Stated goal => Note each line where "this" appears, and copy it.

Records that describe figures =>
-- Begin --

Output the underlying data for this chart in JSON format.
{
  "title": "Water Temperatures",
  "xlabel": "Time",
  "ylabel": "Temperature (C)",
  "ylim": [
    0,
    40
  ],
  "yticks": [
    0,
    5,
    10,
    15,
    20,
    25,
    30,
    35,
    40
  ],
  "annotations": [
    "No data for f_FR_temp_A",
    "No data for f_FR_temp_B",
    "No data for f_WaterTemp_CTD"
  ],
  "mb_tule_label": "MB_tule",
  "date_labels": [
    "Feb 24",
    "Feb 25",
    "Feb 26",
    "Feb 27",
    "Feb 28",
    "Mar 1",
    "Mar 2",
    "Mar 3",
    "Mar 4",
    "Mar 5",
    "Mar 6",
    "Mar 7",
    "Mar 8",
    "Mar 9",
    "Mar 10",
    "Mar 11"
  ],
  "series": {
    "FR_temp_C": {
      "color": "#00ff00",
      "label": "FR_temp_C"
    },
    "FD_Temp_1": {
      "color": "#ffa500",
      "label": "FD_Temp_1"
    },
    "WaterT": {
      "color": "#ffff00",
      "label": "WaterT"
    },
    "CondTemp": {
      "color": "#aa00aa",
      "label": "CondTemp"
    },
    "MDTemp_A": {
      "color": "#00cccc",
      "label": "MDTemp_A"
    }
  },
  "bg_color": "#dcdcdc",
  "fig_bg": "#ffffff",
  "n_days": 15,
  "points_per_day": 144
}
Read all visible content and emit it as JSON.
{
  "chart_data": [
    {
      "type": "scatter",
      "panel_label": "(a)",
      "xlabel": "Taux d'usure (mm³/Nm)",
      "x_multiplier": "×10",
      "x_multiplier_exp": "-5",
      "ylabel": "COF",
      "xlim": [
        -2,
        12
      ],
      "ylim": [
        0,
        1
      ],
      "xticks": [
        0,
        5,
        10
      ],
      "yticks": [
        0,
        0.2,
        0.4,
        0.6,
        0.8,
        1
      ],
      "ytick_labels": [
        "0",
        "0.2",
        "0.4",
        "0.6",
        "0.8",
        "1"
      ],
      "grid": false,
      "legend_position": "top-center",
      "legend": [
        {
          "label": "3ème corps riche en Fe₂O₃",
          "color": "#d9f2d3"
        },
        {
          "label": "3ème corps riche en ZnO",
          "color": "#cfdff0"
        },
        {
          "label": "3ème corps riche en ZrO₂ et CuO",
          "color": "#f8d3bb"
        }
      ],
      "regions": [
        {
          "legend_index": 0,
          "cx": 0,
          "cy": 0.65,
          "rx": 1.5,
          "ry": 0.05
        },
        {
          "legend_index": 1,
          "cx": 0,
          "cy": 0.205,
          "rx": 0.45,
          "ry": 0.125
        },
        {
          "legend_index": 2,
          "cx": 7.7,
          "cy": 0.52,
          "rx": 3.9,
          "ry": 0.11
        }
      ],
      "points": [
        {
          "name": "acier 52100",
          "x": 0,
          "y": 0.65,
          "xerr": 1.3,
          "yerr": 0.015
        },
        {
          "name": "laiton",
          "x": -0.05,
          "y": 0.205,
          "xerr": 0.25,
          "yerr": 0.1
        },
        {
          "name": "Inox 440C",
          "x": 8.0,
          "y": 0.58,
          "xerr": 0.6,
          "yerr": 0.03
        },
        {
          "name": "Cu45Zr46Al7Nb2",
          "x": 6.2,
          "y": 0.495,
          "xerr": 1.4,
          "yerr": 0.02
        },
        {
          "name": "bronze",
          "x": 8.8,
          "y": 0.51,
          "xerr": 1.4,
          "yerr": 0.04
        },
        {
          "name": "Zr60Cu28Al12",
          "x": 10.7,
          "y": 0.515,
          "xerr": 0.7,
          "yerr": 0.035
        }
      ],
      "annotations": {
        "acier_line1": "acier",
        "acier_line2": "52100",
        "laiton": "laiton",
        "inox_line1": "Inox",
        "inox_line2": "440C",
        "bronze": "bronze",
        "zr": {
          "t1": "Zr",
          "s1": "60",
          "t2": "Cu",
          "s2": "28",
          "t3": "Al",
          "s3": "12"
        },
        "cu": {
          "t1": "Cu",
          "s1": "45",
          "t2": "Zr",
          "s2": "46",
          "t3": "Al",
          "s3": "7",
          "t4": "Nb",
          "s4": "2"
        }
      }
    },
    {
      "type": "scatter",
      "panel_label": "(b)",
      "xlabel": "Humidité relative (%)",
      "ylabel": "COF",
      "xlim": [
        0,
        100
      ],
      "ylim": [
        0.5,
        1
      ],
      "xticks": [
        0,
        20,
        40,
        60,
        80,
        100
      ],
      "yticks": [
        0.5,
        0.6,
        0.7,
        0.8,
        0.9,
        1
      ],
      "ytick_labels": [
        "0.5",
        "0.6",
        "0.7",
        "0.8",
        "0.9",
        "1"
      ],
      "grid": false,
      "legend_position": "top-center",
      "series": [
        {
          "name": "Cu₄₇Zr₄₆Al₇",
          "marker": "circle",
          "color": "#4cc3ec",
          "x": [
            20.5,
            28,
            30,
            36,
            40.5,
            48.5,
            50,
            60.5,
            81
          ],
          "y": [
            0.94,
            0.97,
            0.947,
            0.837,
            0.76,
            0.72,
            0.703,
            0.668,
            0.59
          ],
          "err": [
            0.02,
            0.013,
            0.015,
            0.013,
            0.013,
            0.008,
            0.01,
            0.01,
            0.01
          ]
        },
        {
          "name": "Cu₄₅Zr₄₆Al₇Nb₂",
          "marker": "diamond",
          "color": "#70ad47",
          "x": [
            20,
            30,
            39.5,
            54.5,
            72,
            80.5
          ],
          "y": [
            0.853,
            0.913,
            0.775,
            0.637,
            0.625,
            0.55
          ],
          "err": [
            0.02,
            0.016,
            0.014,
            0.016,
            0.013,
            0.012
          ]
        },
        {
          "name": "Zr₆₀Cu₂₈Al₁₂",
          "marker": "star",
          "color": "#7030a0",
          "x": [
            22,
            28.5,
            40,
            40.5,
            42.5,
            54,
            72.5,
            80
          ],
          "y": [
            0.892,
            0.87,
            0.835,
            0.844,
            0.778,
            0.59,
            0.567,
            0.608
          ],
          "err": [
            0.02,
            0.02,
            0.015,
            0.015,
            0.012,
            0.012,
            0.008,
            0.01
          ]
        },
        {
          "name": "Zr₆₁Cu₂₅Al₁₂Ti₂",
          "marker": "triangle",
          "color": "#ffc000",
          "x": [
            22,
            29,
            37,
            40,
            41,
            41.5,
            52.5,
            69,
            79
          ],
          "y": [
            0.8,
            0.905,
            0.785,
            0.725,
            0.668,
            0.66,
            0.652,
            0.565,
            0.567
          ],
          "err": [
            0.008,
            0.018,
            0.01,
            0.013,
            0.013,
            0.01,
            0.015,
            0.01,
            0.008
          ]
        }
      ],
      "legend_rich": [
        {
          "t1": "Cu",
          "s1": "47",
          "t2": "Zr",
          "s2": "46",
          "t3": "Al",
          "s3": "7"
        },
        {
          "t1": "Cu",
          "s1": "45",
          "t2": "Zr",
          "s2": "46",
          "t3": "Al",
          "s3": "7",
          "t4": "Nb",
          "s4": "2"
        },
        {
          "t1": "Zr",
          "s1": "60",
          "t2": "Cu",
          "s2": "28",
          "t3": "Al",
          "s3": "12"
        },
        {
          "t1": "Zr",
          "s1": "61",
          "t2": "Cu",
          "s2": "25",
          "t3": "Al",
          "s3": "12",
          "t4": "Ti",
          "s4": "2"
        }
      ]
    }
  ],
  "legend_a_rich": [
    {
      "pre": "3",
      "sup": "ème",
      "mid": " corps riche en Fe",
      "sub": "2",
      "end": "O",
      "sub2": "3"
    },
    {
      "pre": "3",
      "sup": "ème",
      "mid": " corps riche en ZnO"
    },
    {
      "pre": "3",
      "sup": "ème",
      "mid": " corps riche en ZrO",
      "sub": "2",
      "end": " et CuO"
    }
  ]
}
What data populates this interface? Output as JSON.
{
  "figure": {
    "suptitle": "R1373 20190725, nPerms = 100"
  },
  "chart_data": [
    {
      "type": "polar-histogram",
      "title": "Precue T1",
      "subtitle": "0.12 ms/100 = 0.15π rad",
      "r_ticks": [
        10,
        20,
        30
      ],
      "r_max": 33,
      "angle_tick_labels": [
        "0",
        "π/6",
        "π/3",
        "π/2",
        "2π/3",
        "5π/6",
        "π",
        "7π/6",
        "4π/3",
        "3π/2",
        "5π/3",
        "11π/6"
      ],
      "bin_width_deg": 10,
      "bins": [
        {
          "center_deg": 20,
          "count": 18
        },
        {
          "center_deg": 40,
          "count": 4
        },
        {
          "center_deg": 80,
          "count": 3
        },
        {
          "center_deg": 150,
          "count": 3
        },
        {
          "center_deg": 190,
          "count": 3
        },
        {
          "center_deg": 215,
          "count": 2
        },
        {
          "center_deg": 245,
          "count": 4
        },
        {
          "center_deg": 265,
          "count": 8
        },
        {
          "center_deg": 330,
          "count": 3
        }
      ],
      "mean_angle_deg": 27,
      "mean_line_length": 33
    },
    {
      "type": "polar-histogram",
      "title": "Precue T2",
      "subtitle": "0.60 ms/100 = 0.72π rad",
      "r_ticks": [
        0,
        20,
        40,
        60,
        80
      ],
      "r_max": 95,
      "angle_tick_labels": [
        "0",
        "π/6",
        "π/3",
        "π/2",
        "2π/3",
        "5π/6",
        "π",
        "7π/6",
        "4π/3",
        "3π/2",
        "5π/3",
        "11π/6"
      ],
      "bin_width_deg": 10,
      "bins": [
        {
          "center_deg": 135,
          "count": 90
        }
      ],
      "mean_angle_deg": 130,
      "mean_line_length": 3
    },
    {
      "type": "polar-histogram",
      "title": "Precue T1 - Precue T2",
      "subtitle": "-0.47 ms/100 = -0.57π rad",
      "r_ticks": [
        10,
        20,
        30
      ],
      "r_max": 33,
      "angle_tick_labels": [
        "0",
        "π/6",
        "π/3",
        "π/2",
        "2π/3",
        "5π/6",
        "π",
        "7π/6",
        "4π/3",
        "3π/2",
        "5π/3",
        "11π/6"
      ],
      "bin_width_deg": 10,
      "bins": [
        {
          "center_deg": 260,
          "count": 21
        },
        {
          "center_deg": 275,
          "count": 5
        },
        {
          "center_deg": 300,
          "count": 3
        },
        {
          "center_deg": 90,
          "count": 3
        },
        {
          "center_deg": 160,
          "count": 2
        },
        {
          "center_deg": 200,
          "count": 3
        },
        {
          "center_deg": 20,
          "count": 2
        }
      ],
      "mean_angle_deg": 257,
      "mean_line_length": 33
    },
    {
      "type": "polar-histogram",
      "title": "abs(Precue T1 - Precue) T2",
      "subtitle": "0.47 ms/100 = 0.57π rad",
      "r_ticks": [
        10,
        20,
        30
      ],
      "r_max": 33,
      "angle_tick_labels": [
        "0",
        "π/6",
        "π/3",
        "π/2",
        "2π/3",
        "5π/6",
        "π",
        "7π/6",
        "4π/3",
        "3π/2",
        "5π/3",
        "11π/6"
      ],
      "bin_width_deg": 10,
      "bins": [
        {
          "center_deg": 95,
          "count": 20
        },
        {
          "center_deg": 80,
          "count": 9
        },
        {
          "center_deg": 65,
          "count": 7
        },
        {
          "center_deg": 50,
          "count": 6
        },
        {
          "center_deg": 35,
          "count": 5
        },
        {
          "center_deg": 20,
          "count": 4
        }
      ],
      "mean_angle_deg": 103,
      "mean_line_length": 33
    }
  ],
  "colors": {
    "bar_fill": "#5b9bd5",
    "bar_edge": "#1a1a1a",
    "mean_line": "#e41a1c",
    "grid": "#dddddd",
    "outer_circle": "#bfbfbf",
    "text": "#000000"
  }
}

-- End --

Exercise response =>
Output the underlying data for this chart in JSON format.
What data populates this interface? Output as JSON.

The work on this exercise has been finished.